_Set task_. Pick out each line containing the string "Abkrs".
* BEGIN *
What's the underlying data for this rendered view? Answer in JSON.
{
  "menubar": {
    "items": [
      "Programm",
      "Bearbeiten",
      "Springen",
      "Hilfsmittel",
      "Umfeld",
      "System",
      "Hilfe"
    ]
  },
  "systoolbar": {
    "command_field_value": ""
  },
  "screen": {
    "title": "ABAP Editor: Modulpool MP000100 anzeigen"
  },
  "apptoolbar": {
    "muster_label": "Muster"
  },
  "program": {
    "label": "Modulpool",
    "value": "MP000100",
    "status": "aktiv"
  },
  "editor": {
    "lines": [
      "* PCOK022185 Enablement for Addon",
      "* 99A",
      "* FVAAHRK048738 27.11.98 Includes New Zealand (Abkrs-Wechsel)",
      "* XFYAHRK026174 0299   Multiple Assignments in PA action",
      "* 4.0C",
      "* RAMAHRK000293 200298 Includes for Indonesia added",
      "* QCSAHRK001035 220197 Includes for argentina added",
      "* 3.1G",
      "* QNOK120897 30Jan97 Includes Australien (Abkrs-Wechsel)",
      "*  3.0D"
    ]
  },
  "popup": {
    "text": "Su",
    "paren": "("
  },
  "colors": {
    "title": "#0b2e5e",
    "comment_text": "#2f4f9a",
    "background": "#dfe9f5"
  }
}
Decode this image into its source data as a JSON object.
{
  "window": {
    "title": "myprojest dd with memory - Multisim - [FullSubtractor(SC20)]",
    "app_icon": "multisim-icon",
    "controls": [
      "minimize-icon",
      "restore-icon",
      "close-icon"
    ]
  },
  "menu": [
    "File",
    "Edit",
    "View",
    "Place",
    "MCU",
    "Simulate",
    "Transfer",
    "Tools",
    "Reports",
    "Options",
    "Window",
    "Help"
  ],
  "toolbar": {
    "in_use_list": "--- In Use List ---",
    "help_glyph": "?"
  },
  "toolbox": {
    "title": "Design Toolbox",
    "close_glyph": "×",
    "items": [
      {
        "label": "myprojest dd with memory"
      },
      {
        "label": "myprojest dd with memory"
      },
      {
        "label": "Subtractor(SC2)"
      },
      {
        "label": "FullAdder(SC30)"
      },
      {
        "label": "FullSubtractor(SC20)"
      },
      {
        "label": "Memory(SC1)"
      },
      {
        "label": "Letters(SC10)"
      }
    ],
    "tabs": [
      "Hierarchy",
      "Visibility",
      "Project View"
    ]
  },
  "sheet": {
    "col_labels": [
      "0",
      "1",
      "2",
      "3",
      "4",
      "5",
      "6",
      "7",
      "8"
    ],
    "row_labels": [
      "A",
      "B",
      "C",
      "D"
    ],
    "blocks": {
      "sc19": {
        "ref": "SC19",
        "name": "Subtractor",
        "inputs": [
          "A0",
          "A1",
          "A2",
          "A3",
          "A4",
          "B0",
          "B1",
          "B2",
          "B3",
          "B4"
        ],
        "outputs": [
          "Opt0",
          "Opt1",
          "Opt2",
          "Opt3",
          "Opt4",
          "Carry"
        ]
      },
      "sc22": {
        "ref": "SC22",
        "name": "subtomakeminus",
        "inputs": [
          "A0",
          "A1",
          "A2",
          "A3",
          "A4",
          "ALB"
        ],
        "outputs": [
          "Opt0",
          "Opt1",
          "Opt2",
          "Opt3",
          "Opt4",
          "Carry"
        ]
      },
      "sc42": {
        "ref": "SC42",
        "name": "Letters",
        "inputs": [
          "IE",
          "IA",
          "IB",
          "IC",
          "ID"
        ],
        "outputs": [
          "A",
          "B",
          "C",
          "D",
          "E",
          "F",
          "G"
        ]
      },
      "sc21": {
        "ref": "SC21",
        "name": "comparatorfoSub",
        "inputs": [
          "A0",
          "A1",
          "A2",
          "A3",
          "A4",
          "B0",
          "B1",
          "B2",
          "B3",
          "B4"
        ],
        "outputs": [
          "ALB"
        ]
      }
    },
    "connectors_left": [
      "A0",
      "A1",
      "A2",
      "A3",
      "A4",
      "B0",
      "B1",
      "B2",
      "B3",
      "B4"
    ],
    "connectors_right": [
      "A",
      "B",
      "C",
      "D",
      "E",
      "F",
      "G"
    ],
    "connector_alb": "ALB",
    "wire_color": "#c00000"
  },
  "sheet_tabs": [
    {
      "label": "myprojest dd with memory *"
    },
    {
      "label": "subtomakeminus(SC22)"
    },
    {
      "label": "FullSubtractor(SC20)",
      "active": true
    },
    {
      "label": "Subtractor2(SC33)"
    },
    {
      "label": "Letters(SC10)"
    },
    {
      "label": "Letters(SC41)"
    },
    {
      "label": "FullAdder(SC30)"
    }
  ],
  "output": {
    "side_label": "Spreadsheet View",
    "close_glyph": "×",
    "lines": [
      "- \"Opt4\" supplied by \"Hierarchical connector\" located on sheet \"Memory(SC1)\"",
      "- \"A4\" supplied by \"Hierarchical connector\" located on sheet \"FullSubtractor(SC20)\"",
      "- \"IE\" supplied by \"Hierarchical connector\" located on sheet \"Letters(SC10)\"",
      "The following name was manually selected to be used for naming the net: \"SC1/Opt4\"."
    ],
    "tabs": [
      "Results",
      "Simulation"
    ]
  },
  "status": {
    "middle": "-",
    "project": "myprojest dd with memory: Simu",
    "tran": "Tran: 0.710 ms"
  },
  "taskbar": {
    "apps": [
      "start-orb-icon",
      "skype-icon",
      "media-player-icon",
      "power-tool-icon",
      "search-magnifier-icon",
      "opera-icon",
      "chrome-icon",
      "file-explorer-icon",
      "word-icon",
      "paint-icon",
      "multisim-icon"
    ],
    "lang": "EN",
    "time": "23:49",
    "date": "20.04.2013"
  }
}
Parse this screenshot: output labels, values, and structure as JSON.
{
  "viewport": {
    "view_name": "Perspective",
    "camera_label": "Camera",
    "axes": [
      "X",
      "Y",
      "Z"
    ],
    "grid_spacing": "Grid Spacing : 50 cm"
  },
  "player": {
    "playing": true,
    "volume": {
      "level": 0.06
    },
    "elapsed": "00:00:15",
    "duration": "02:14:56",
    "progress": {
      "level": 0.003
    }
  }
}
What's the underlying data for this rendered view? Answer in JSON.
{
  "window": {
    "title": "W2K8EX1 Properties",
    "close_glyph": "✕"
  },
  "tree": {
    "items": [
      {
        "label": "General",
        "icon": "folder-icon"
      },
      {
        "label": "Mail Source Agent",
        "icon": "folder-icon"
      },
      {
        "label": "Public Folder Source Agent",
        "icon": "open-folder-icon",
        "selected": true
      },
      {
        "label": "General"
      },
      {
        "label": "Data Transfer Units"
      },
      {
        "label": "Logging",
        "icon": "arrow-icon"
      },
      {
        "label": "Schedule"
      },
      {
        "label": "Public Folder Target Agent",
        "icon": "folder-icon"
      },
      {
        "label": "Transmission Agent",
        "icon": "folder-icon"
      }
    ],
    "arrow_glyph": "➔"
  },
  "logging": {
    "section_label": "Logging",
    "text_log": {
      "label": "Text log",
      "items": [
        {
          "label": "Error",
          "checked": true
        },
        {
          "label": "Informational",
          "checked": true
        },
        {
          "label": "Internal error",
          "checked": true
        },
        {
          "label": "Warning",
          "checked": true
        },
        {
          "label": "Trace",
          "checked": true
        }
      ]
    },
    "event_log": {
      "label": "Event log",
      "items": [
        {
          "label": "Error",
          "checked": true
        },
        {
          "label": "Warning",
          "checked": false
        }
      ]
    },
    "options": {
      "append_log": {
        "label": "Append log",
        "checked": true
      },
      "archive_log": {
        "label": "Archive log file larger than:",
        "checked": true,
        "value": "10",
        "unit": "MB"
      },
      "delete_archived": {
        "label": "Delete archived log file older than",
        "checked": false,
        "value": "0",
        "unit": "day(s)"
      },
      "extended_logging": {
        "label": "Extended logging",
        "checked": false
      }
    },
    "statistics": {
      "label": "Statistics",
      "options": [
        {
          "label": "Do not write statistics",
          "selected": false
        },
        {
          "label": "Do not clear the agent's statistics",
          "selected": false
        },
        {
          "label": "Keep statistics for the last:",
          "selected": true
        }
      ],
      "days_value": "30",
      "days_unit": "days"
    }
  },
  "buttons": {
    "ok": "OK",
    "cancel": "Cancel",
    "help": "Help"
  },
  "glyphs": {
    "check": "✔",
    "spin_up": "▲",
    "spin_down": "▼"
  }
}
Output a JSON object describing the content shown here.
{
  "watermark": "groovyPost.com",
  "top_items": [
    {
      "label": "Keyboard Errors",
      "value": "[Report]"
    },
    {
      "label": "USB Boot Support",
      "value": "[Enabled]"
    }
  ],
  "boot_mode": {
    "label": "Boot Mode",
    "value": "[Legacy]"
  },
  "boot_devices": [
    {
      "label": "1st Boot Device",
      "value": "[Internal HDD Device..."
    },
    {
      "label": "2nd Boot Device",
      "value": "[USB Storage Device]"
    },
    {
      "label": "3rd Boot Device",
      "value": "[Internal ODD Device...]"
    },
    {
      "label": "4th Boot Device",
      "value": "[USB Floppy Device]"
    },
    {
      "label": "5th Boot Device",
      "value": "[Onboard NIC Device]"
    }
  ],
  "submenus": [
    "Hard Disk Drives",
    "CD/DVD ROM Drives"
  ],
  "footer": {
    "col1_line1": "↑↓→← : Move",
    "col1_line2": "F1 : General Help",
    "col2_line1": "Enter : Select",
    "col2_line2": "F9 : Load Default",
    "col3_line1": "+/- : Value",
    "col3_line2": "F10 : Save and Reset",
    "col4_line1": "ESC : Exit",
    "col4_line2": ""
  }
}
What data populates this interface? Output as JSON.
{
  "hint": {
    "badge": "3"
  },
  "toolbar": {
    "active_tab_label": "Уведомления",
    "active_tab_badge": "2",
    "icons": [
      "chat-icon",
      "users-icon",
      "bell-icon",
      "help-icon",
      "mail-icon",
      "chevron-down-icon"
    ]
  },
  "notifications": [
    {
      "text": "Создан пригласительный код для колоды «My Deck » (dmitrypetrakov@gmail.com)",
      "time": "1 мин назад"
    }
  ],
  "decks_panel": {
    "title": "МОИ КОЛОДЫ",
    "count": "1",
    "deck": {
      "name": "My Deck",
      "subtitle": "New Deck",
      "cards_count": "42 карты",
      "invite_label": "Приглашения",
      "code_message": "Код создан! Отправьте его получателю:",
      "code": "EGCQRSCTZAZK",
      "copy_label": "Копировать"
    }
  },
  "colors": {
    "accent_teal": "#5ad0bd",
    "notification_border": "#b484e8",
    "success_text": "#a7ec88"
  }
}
* END *
_Final answer_.
      "* FVAAHRK048738 27.11.98 Includes New Zealand (Abkrs-Wechsel)",
      "* QNOK120897 30Jan97 Includes Australien (Abkrs-Wechsel)",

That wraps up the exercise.